- **GIVEN EXERCISE**:
Can you rename every "divider" to "separator" in all the items below and change nothing else?

** Begin LISTED ENTRIES **

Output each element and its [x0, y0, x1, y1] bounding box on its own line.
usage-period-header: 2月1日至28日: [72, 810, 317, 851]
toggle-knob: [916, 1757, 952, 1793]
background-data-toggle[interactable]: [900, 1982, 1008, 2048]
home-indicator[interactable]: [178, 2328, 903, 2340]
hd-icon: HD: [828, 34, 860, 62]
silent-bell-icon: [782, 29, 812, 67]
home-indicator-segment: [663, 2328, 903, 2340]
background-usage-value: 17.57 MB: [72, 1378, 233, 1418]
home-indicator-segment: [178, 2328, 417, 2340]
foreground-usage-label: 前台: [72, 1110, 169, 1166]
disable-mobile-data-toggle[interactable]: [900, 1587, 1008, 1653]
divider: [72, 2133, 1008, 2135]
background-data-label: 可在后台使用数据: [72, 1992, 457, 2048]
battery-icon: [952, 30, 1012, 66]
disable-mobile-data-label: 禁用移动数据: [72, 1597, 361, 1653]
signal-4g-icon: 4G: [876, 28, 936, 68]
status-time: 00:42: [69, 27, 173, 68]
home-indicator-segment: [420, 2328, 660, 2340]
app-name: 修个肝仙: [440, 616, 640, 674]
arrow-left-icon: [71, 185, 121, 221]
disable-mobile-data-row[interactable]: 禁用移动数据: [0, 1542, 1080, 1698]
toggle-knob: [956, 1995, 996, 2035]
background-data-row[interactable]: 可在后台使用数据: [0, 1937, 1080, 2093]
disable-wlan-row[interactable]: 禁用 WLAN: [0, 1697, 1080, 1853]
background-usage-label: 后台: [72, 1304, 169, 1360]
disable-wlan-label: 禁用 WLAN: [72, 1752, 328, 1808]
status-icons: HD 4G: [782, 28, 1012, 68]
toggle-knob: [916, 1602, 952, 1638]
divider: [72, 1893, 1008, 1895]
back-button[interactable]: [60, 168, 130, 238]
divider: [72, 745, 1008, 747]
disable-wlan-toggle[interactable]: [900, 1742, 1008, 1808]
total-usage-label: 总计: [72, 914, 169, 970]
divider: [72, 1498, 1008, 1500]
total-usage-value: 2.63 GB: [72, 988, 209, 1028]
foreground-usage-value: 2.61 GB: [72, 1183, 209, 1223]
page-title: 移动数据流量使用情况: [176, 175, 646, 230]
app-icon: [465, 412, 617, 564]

** End LISTED ENTRIES **

- **SOLUTION**:
Output each element and its [x0, y0, x1, y1] bounding box on its own line.
usage-period-header: 2月1日至28日: [72, 810, 317, 851]
toggle-knob: [916, 1757, 952, 1793]
background-data-toggle[interactable]: [900, 1982, 1008, 2048]
home-indicator[interactable]: [178, 2328, 903, 2340]
hd-icon: HD: [828, 34, 860, 62]
silent-bell-icon: [782, 29, 812, 67]
home-indicator-segment: [663, 2328, 903, 2340]
background-usage-value: 17.57 MB: [72, 1378, 233, 1418]
home-indicator-segment: [178, 2328, 417, 2340]
foreground-usage-label: 前台: [72, 1110, 169, 1166]
disable-mobile-data-toggle[interactable]: [900, 1587, 1008, 1653]
separator: [72, 2133, 1008, 2135]
background-data-label: 可在后台使用数据: [72, 1992, 457, 2048]
battery-icon: [952, 30, 1012, 66]
disable-mobile-data-label: 禁用移动数据: [72, 1597, 361, 1653]
signal-4g-icon: 4G: [876, 28, 936, 68]
status-time: 00:42: [69, 27, 173, 68]
home-indicator-segment: [420, 2328, 660, 2340]
app-name: 修个肝仙: [440, 616, 640, 674]
arrow-left-icon: [71, 185, 121, 221]
disable-mobile-data-row[interactable]: 禁用移动数据: [0, 1542, 1080, 1698]
toggle-knob: [956, 1995, 996, 2035]
background-data-row[interactable]: 可在后台使用数据: [0, 1937, 1080, 2093]
disable-wlan-row[interactable]: 禁用 WLAN: [0, 1697, 1080, 1853]
background-usage-label: 后台: [72, 1304, 169, 1360]
disable-wlan-label: 禁用 WLAN: [72, 1752, 328, 1808]
status-icons: HD 4G: [782, 28, 1012, 68]
toggle-knob: [916, 1602, 952, 1638]
separator: [72, 1893, 1008, 1895]
back-button[interactable]: [60, 168, 130, 238]
separator: [72, 745, 1008, 747]
disable-wlan-toggle[interactable]: [900, 1742, 1008, 1808]
total-usage-label: 总计: [72, 914, 169, 970]
separator: [72, 1498, 1008, 1500]
total-usage-value: 2.63 GB: [72, 988, 209, 1028]
foreground-usage-value: 2.61 GB: [72, 1183, 209, 1223]
page-title: 移动数据流量使用情况: [176, 175, 646, 230]
app-icon: [465, 412, 617, 564]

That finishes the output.